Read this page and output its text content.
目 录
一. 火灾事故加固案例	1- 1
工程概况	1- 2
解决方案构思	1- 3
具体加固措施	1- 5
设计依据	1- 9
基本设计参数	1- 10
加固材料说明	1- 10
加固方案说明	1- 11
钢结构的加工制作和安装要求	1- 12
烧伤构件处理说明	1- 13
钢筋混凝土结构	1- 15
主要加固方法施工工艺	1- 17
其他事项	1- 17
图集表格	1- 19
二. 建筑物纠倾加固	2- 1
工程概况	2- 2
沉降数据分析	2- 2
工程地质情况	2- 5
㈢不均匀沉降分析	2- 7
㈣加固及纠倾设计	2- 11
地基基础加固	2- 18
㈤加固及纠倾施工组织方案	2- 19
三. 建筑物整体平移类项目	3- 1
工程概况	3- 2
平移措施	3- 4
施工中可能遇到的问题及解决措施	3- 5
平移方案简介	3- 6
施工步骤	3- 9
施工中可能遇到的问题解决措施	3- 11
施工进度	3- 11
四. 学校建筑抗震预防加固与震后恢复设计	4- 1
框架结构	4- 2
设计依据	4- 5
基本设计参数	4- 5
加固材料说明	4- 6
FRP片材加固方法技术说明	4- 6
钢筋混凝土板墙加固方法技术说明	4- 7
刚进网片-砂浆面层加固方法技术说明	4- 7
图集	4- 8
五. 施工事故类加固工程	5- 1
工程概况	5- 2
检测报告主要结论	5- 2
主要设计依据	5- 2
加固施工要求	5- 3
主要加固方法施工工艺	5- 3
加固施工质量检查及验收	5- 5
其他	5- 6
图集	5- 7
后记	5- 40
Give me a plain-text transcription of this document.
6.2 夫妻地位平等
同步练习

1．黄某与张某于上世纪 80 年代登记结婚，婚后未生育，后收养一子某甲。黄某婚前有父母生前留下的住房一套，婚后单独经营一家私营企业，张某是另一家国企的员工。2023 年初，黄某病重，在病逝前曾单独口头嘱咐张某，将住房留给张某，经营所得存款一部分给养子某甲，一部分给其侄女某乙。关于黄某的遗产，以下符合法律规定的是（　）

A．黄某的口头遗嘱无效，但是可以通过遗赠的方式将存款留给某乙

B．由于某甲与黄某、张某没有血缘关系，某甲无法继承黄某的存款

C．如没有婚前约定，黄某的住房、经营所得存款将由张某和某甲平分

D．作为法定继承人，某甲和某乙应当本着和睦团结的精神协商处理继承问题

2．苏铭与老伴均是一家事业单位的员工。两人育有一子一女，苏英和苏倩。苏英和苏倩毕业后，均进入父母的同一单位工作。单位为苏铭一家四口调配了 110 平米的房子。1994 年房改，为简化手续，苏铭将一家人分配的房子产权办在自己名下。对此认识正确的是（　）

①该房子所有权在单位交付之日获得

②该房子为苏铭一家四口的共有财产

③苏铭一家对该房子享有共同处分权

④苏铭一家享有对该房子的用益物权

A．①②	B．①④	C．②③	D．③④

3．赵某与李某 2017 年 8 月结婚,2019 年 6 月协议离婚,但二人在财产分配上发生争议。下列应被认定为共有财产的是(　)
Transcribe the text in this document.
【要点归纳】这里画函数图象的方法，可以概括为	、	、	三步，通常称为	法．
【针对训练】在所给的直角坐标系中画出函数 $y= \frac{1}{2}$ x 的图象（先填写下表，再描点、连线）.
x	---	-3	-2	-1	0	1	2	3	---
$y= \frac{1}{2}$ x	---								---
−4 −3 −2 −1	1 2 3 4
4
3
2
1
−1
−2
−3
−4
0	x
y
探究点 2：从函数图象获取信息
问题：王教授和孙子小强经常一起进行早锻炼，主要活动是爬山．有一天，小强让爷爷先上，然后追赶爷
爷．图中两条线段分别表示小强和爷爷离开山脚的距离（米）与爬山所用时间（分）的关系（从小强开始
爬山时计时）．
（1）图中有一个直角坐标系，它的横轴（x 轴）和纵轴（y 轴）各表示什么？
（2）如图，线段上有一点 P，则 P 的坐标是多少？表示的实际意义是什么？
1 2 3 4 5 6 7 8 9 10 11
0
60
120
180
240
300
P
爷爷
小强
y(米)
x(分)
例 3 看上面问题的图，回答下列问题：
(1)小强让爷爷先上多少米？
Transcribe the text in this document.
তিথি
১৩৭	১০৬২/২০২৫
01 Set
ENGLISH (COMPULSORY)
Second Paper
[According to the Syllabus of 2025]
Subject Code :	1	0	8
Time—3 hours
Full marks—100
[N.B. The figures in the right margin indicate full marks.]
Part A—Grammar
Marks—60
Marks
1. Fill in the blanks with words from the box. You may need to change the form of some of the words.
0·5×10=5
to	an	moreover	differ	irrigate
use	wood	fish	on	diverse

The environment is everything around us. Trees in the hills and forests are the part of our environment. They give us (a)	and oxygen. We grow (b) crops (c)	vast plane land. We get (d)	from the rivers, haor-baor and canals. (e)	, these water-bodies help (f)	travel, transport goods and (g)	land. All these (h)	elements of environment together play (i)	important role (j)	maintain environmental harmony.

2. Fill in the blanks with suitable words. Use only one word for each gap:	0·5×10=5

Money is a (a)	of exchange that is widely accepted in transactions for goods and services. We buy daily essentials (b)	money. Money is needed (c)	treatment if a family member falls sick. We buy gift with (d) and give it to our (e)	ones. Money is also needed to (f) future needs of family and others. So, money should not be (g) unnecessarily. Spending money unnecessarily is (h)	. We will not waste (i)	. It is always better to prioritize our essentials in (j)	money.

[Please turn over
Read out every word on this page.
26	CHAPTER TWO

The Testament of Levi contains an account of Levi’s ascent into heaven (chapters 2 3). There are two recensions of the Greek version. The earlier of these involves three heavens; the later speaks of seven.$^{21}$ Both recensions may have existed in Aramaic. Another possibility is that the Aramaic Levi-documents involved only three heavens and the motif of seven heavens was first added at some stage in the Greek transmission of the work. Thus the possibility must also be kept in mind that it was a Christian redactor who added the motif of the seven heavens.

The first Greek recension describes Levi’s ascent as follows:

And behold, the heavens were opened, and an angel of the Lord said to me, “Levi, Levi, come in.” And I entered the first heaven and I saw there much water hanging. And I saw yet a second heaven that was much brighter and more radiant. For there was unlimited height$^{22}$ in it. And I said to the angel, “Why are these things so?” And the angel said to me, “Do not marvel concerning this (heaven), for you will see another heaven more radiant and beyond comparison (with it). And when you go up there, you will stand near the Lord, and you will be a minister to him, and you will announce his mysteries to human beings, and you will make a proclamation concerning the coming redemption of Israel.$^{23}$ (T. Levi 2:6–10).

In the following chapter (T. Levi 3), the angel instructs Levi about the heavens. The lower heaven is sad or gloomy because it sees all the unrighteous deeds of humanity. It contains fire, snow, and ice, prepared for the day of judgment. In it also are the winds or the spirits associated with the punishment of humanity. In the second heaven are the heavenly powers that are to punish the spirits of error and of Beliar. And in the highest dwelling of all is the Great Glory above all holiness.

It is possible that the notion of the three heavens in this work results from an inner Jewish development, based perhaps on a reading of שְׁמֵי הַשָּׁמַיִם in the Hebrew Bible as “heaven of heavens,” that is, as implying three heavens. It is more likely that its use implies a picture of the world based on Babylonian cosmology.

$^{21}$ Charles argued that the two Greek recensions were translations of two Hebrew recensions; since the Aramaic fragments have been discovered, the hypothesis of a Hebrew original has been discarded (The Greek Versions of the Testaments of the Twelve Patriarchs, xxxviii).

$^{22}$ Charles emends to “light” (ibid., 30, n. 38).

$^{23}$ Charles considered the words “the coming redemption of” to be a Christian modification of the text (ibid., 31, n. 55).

- _STATED GOAL_: Exactly reproduce every record.

- _TASK RESULT_:
Read this page and output its text content.
目 录
一. 火灾事故加固案例	1- 1
工程概况	1- 2
解决方案构思	1- 3
具体加固措施	1- 5
设计依据	1- 9
基本设计参数	1- 10
加固材料说明	1- 10
加固方案说明	1- 11
钢结构的加工制作和安装要求	1- 12
烧伤构件处理说明	1- 13
钢筋混凝土结构	1- 15
主要加固方法施工工艺	1- 17
其他事项	1- 17
图集表格	1- 19
二. 建筑物纠倾加固	2- 1
工程概况	2- 2
沉降数据分析	2- 2
工程地质情况	2- 5
㈢不均匀沉降分析	2- 7
㈣加固及纠倾设计	2- 11
地基基础加固	2- 18
㈤加固及纠倾施工组织方案	2- 19
三. 建筑物整体平移类项目	3- 1
工程概况	3- 2
平移措施	3- 4
施工中可能遇到的问题及解决措施	3- 5
平移方案简介	3- 6
施工步骤	3- 9
施工中可能遇到的问题解决措施	3- 11
施工进度	3- 11
四. 学校建筑抗震预防加固与震后恢复设计	4- 1
框架结构	4- 2
设计依据	4- 5
基本设计参数	4- 5
加固材料说明	4- 6
FRP片材加固方法技术说明	4- 6
钢筋混凝土板墙加固方法技术说明	4- 7
刚进网片-砂浆面层加固方法技术说明	4- 7
图集	4- 8
五. 施工事故类加固工程	5- 1
工程概况	5- 2
检测报告主要结论	5- 2
主要设计依据	5- 2
加固施工要求	5- 3
主要加固方法施工工艺	5- 3
加固施工质量检查及验收	5- 5
其他	5- 6
图集	5- 7
后记	5- 40
Give me a plain-text transcription of this document.
6.2 夫妻地位平等
同步练习

1．黄某与张某于上世纪 80 年代登记结婚，婚后未生育，后收养一子某甲。黄某婚前有父母生前留下的住房一套，婚后单独经营一家私营企业，张某是另一家国企的员工。2023 年初，黄某病重，在病逝前曾单独口头嘱咐张某，将住房留给张某，经营所得存款一部分给养子某甲，一部分给其侄女某乙。关于黄某的遗产，以下符合法律规定的是（　）

A．黄某的口头遗嘱无效，但是可以通过遗赠的方式将存款留给某乙

B．由于某甲与黄某、张某没有血缘关系，某甲无法继承黄某的存款

C．如没有婚前约定，黄某的住房、经营所得存款将由张某和某甲平分

D．作为法定继承人，某甲和某乙应当本着和睦团结的精神协商处理继承问题

2．苏铭与老伴均是一家事业单位的员工。两人育有一子一女，苏英和苏倩。苏英和苏倩毕业后，均进入父母的同一单位工作。单位为苏铭一家四口调配了 110 平米的房子。1994 年房改，为简化手续，苏铭将一家人分配的房子产权办在自己名下。对此认识正确的是（　）

①该房子所有权在单位交付之日获得

②该房子为苏铭一家四口的共有财产

③苏铭一家对该房子享有共同处分权

④苏铭一家享有对该房子的用益物权

A．①②	B．①④	C．②③	D．③④

3．赵某与李某 2017 年 8 月结婚,2019 年 6 月协议离婚,但二人在财产分配上发生争议。下列应被认定为共有财产的是(　)
Transcribe the text in this document.
【要点归纳】这里画函数图象的方法，可以概括为	、	、	三步，通常称为	法．
【针对训练】在所给的直角坐标系中画出函数 $y= \frac{1}{2}$ x 的图象（先填写下表，再描点、连线）.
x	---	-3	-2	-1	0	1	2	3	---
$y= \frac{1}{2}$ x	---								---
−4 −3 −2 −1	1 2 3 4
4
3
2
1
−1
−2
−3
−4
0	x
y
探究点 2：从函数图象获取信息
问题：王教授和孙子小强经常一起进行早锻炼，主要活动是爬山．有一天，小强让爷爷先上，然后追赶爷
爷．图中两条线段分别表示小强和爷爷离开山脚的距离（米）与爬山所用时间（分）的关系（从小强开始
爬山时计时）．
（1）图中有一个直角坐标系，它的横轴（x 轴）和纵轴（y 轴）各表示什么？
（2）如图，线段上有一点 P，则 P 的坐标是多少？表示的实际意义是什么？
1 2 3 4 5 6 7 8 9 10 11
0
60
120
180
240
300
P
爷爷
小强
y(米)
x(分)
例 3 看上面问题的图，回答下列问题：
(1)小强让爷爷先上多少米？
Transcribe the text in this document.
তিথি
১৩৭	১০৬২/২০২৫
01 Set
ENGLISH (COMPULSORY)
Second Paper
[According to the Syllabus of 2025]
Subject Code :	1	0	8
Time—3 hours
Full marks—100
[N.B. The figures in the right margin indicate full marks.]
Part A—Grammar
Marks—60
Marks
1. Fill in the blanks with words from the box. You may need to change the form of some of the words.
0·5×10=5
to	an	moreover	differ	irrigate
use	wood	fish	on	diverse

The environment is everything around us. Trees in the hills and forests are the part of our environment. They give us (a)	and oxygen. We grow (b) crops (c)	vast plane land. We get (d)	from the rivers, haor-baor and canals. (e)	, these water-bodies help (f)	travel, transport goods and (g)	land. All these (h)	elements of environment together play (i)	important role (j)	maintain environmental harmony.

2. Fill in the blanks with suitable words. Use only one word for each gap:	0·5×10=5

Money is a (a)	of exchange that is widely accepted in transactions for goods and services. We buy daily essentials (b)	money. Money is needed (c)	treatment if a family member falls sick. We buy gift with (d) and give it to our (e)	ones. Money is also needed to (f) future needs of family and others. So, money should not be (g) unnecessarily. Spending money unnecessarily is (h)	. We will not waste (i)	. It is always better to prioritize our essentials in (j)	money.

[Please turn over
Read out every word on this page.
26	CHAPTER TWO

The Testament of Levi contains an account of Levi’s ascent into heaven (chapters 2 3). There are two recensions of the Greek version. The earlier of these involves three heavens; the later speaks of seven.$^{21}$ Both recensions may have existed in Aramaic. Another possibility is that the Aramaic Levi-documents involved only three heavens and the motif of seven heavens was first added at some stage in the Greek transmission of the work. Thus the possibility must also be kept in mind that it was a Christian redactor who added the motif of the seven heavens.

The first Greek recension describes Levi’s ascent as follows:

And behold, the heavens were opened, and an angel of the Lord said to me, “Levi, Levi, come in.” And I entered the first heaven and I saw there much water hanging. And I saw yet a second heaven that was much brighter and more radiant. For there was unlimited height$^{22}$ in it. And I said to the angel, “Why are these things so?” And the angel said to me, “Do not marvel concerning this (heaven), for you will see another heaven more radiant and beyond comparison (with it). And when you go up there, you will stand near the Lord, and you will be a minister to him, and you will announce his mysteries to human beings, and you will make a proclamation concerning the coming redemption of Israel.$^{23}$ (T. Levi 2:6–10).

In the following chapter (T. Levi 3), the angel instructs Levi about the heavens. The lower heaven is sad or gloomy because it sees all the unrighteous deeds of humanity. It contains fire, snow, and ice, prepared for the day of judgment. In it also are the winds or the spirits associated with the punishment of humanity. In the second heaven are the heavenly powers that are to punish the spirits of error and of Beliar. And in the highest dwelling of all is the Great Glory above all holiness.

It is possible that the notion of the three heavens in this work results from an inner Jewish development, based perhaps on a reading of שְׁמֵי הַשָּׁמַיִם in the Hebrew Bible as “heaven of heavens,” that is, as implying three heavens. It is more likely that its use implies a picture of the world based on Babylonian cosmology.

$^{21}$ Charles argued that the two Greek recensions were translations of two Hebrew recensions; since the Aramaic fragments have been discovered, the hypothesis of a Hebrew original has been discarded (The Greek Versions of the Testaments of the Twelve Patriarchs, xxxviii).

$^{22}$ Charles emends to “light” (ibid., 30, n. 38).

$^{23}$ Charles considered the words “the coming redemption of” to be a Christian modification of the text (ibid., 31, n. 55).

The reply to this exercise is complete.